[START]

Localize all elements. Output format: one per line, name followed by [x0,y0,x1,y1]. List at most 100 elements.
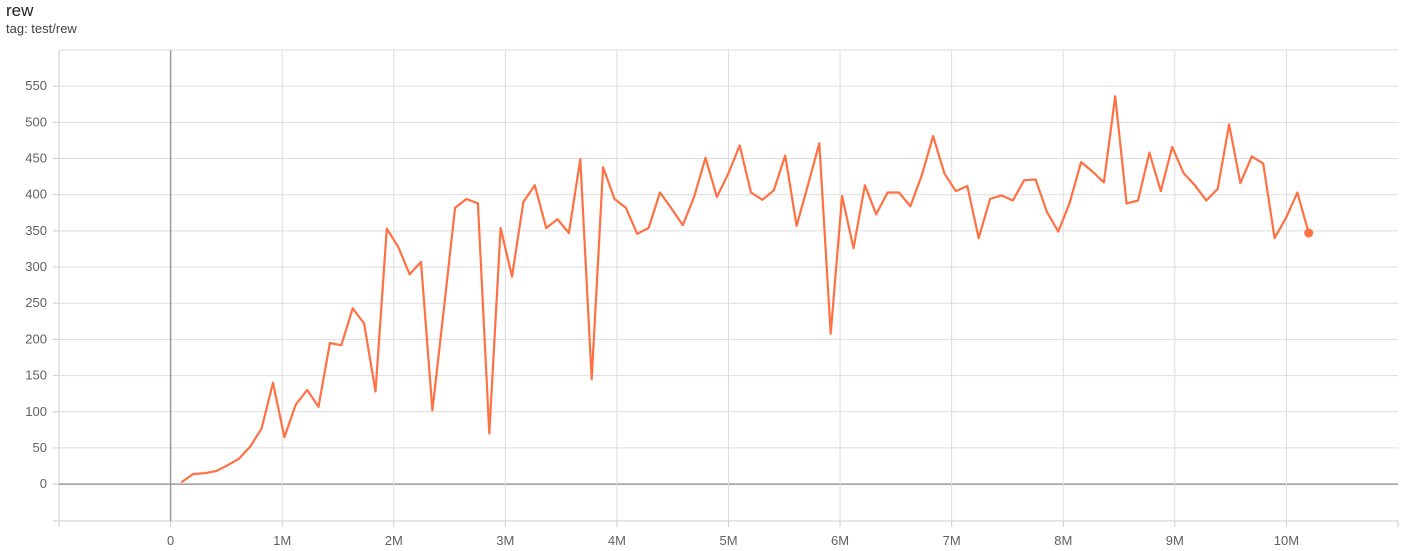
y-tick-label: 200 [25,331,47,346]
data-point [237,457,240,460]
data-point [989,198,992,201]
data-point [943,172,946,175]
data-point [590,378,593,381]
data-point [499,226,502,229]
y-tick-label: 300 [25,259,47,274]
x-tick-label: 7M [943,533,961,548]
data-point [511,275,514,278]
data-point [1011,199,1014,202]
data-point [897,191,900,194]
data-point [647,226,650,229]
data-point [522,200,525,203]
data-point [488,432,491,435]
data-point [1284,216,1287,219]
data-point [215,470,218,473]
y-tick-label: 250 [25,295,47,310]
data-point [192,472,195,475]
data-point [567,232,570,235]
data-point [1205,199,1208,202]
data-point [954,190,957,193]
data-point [351,307,354,310]
data-point [863,184,866,187]
data-point [1182,171,1185,174]
data-point [727,172,730,175]
data-point [852,247,855,250]
x-tick-label: 10M [1274,533,1299,548]
data-point [556,218,559,221]
y-tick-label: 0 [40,476,47,491]
data-point [932,135,935,138]
chart-tag: tag: test/rew [6,21,77,36]
data-point [340,344,343,347]
data-point [579,158,582,161]
data-point [283,436,286,439]
last-point-marker [1304,228,1314,238]
data-point [1068,201,1071,204]
data-point [374,390,377,393]
data-point [1171,145,1174,148]
data-point [249,445,252,448]
data-point [328,342,331,345]
x-tick-label: 6M [831,533,849,548]
data-point [442,309,445,312]
series-line [181,95,1310,483]
data-point [397,245,400,248]
y-tick-label: 400 [25,187,47,202]
data-point [1148,151,1151,154]
y-tick-label: 50 [33,440,47,455]
data-point [1057,230,1060,233]
data-point [806,184,809,187]
data-point [909,205,912,208]
data-point [465,198,468,201]
y-tick-label: 450 [25,151,47,166]
data-point [1023,179,1026,182]
data-point [294,403,297,406]
data-point [226,464,229,467]
y-tick-label: 100 [25,404,47,419]
data-point [624,206,627,209]
data-point [704,156,707,159]
data-point [1091,170,1094,173]
x-tick-label: 3M [496,533,514,548]
data-point [841,195,844,198]
data-point [180,480,183,483]
data-point [977,237,980,240]
x-tick-label: 2M [385,533,403,548]
data-point [272,381,275,384]
data-point [966,185,969,188]
data-point [1159,190,1162,193]
data-point [1273,237,1276,240]
data-point [306,389,309,392]
data-point [761,198,764,201]
y-tick-label: 550 [25,78,47,93]
data-point [1000,194,1003,197]
data-point [613,198,616,201]
data-point [784,154,787,157]
x-tick-label: 1M [273,533,291,548]
data-point [317,405,320,408]
data-point [1137,199,1140,202]
data-point [693,195,696,198]
data-point [829,332,832,335]
data-point [1080,161,1083,164]
data-point [1045,211,1048,214]
y-tick-label: 350 [25,223,47,238]
data-point [1125,202,1128,205]
data-point [681,224,684,227]
data-point [636,232,639,235]
data-point [920,174,923,177]
data-point [875,213,878,216]
data-point [1193,184,1196,187]
data-point [385,227,388,230]
data-point [1228,123,1231,126]
data-point [454,206,457,209]
data-point [1034,178,1037,181]
data-point [1262,162,1265,165]
data-point [363,322,366,325]
x-tick-label: 5M [719,533,737,548]
y-tick-label: 500 [25,114,47,129]
data-point [795,224,798,227]
data-point [1114,95,1117,98]
y-tick-label: 150 [25,368,47,383]
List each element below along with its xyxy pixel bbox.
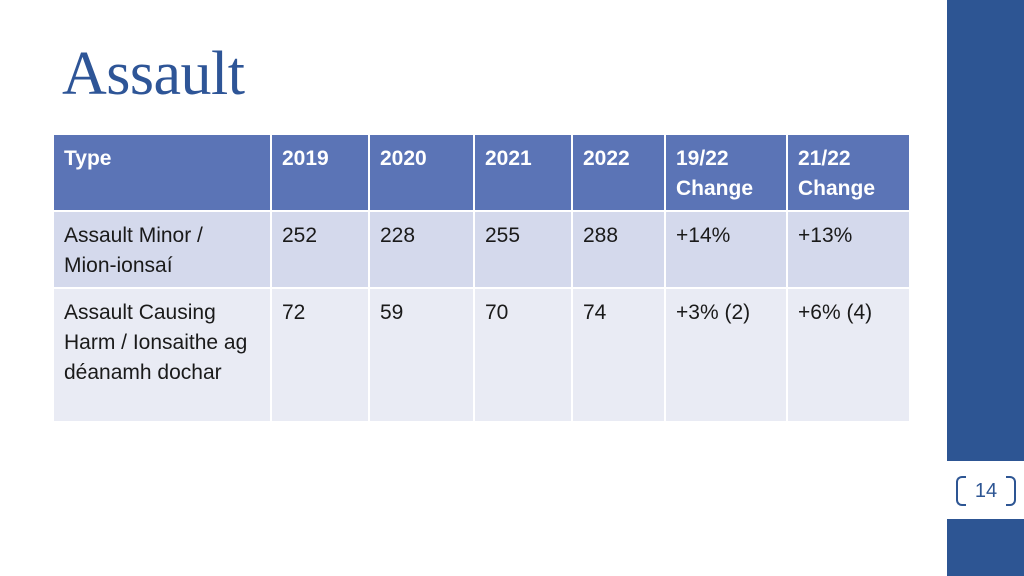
header-2022: 2022 bbox=[573, 135, 664, 210]
cell-2022: 288 bbox=[573, 212, 664, 287]
header-2020: 2020 bbox=[370, 135, 473, 210]
cell-type: Assault Minor / Mion-ionsaí bbox=[54, 212, 270, 287]
cell-2020: 228 bbox=[370, 212, 473, 287]
header-21-22-change: 21/22 Change bbox=[788, 135, 909, 210]
table-header-row: Type 2019 2020 2021 2022 19/22 Change 21… bbox=[54, 135, 909, 210]
header-2021: 2021 bbox=[475, 135, 571, 210]
cell-2021: 70 bbox=[475, 289, 571, 421]
page-number-right-brace bbox=[1006, 476, 1016, 506]
cell-2021: 255 bbox=[475, 212, 571, 287]
cell-2020: 59 bbox=[370, 289, 473, 421]
cell-2022: 74 bbox=[573, 289, 664, 421]
header-2019: 2019 bbox=[272, 135, 368, 210]
cell-type: Assault Causing Harm / Ionsaithe ag déan… bbox=[54, 289, 270, 421]
assault-statistics-table: Type 2019 2020 2021 2022 19/22 Change 21… bbox=[52, 133, 911, 423]
cell-19-22-change: +3% (2) bbox=[666, 289, 786, 421]
table-row: Assault Causing Harm / Ionsaithe ag déan… bbox=[54, 289, 909, 421]
page-number: 14 bbox=[974, 480, 998, 502]
table-row: Assault Minor / Mion-ionsaí 252 228 255 … bbox=[54, 212, 909, 287]
header-type: Type bbox=[54, 135, 270, 210]
cell-21-22-change: +13% bbox=[788, 212, 909, 287]
cell-2019: 252 bbox=[272, 212, 368, 287]
header-19-22-change: 19/22 Change bbox=[666, 135, 786, 210]
cell-21-22-change: +6% (4) bbox=[788, 289, 909, 421]
cell-19-22-change: +14% bbox=[666, 212, 786, 287]
page-number-box bbox=[947, 461, 1024, 519]
slide-title: Assault bbox=[62, 40, 245, 108]
page-number-left-brace bbox=[956, 476, 966, 506]
cell-2019: 72 bbox=[272, 289, 368, 421]
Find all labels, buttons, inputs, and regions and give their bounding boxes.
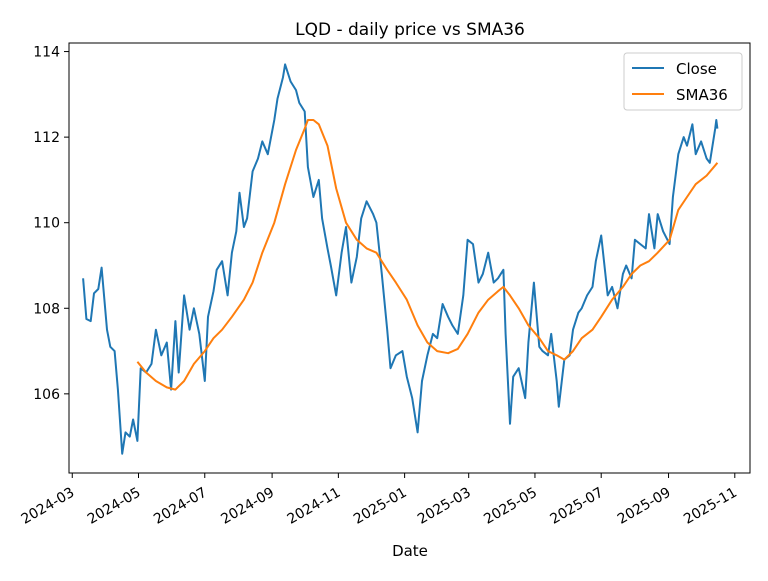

[END]

◆ Short problem: Can you write out all of the rows above word for word, leaving out the pictures?

◆ Result:
Localize all elements. Output format: one per line, name followed by [x0,y0,x1,y1]. List at most 100 elements.
y-tick-label: 200 [25,331,47,346]
data-point [237,457,240,460]
data-point [989,198,992,201]
data-point [943,172,946,175]
data-point [590,378,593,381]
data-point [499,226,502,229]
y-tick-label: 300 [25,259,47,274]
x-tick-label: 7M [943,533,961,548]
data-point [511,275,514,278]
data-point [1011,199,1014,202]
data-point [897,191,900,194]
data-point [647,226,650,229]
data-point [522,200,525,203]
data-point [488,432,491,435]
data-point [1284,216,1287,219]
data-point [215,470,218,473]
y-tick-label: 250 [25,295,47,310]
data-point [192,472,195,475]
data-point [567,232,570,235]
data-point [1205,199,1208,202]
data-point [954,190,957,193]
data-point [351,307,354,310]
data-point [863,184,866,187]
data-point [1182,171,1185,174]
data-point [727,172,730,175]
data-point [852,247,855,250]
x-tick-label: 10M [1274,533,1299,548]
data-point [556,218,559,221]
y-tick-label: 0 [40,476,47,491]
data-point [932,135,935,138]
chart-tag: tag: test/rew [6,21,77,36]
data-point [340,344,343,347]
data-point [579,158,582,161]
data-point [283,436,286,439]
last-point-marker [1304,228,1314,238]
data-point [1068,201,1071,204]
data-point [374,390,377,393]
data-point [1171,145,1174,148]
data-point [249,445,252,448]
data-point [328,342,331,345]
x-tick-label: 6M [831,533,849,548]
data-point [442,309,445,312]
series-line [181,95,1310,483]
data-point [397,245,400,248]
y-tick-label: 400 [25,187,47,202]
data-point [1148,151,1151,154]
y-tick-label: 50 [33,440,47,455]
data-point [1057,230,1060,233]
data-point [806,184,809,187]
data-point [909,205,912,208]
data-point [465,198,468,201]
y-tick-label: 450 [25,151,47,166]
data-point [1023,179,1026,182]
data-point [294,403,297,406]
data-point [226,464,229,467]
y-tick-label: 100 [25,404,47,419]
data-point [624,206,627,209]
data-point [704,156,707,159]
data-point [1091,170,1094,173]
x-tick-label: 3M [496,533,514,548]
data-point [841,195,844,198]
data-point [180,480,183,483]
data-point [977,237,980,240]
x-tick-label: 2M [385,533,403,548]
data-point [272,381,275,384]
data-point [966,185,969,188]
data-point [1159,190,1162,193]
data-point [1273,237,1276,240]
data-point [306,389,309,392]
data-point [761,198,764,201]
y-tick-label: 550 [25,78,47,93]
data-point [1000,194,1003,197]
data-point [613,198,616,201]
data-point [784,154,787,157]
x-tick-label: 1M [273,533,291,548]
data-point [317,405,320,408]
data-point [1137,199,1140,202]
data-point [693,195,696,198]
data-point [829,332,832,335]
data-point [1080,161,1083,164]
data-point [1045,211,1048,214]
y-tick-label: 350 [25,223,47,238]
data-point [1125,202,1128,205]
data-point [681,224,684,227]
data-point [636,232,639,235]
data-point [920,174,923,177]
data-point [875,213,878,216]
data-point [1193,184,1196,187]
data-point [385,227,388,230]
data-point [1228,123,1231,126]
data-point [454,206,457,209]
data-point [1034,178,1037,181]
data-point [1262,162,1265,165]
data-point [363,322,366,325]
x-tick-label: 5M [719,533,737,548]
y-tick-label: 500 [25,114,47,129]
data-point [795,224,798,227]
data-point [1114,95,1117,98]
y-tick-label: 150 [25,368,47,383]
List each element below along with its xyxy pixel bbox.
header-2022: 2022 bbox=[573, 135, 664, 210]
cell-2022: 288 bbox=[573, 212, 664, 287]
header-2020: 2020 bbox=[370, 135, 473, 210]
cell-type: Assault Minor / Mion-ionsaí bbox=[54, 212, 270, 287]
cell-2020: 228 bbox=[370, 212, 473, 287]
header-21-22-change: 21/22 Change bbox=[788, 135, 909, 210]
table-header-row: Type 2019 2020 2021 2022 19/22 Change 21… bbox=[54, 135, 909, 210]
header-2021: 2021 bbox=[475, 135, 571, 210]
cell-2021: 70 bbox=[475, 289, 571, 421]
page-number-right-brace bbox=[1006, 476, 1016, 506]
cell-2021: 255 bbox=[475, 212, 571, 287]
cell-2020: 59 bbox=[370, 289, 473, 421]
cell-2022: 74 bbox=[573, 289, 664, 421]
header-2019: 2019 bbox=[272, 135, 368, 210]
cell-type: Assault Causing Harm / Ionsaithe ag déan… bbox=[54, 289, 270, 421]
assault-statistics-table: Type 2019 2020 2021 2022 19/22 Change 21… bbox=[52, 133, 911, 423]
cell-19-22-change: +3% (2) bbox=[666, 289, 786, 421]
table-row: Assault Causing Harm / Ionsaithe ag déan… bbox=[54, 289, 909, 421]
page-number: 14 bbox=[974, 480, 998, 502]
table-row: Assault Minor / Mion-ionsaí 252 228 255 … bbox=[54, 212, 909, 287]
header-type: Type bbox=[54, 135, 270, 210]
cell-21-22-change: +13% bbox=[788, 212, 909, 287]
cell-2019: 252 bbox=[272, 212, 368, 287]
header-19-22-change: 19/22 Change bbox=[666, 135, 786, 210]
cell-21-22-change: +6% (4) bbox=[788, 289, 909, 421]
cell-19-22-change: +14% bbox=[666, 212, 786, 287]
page-number-box bbox=[947, 461, 1024, 519]
slide-title: Assault bbox=[62, 40, 245, 108]
page-number-left-brace bbox=[956, 476, 966, 506]
cell-2019: 72 bbox=[272, 289, 368, 421]
Find all labels, buttons, inputs, and regions and give their bounding boxes.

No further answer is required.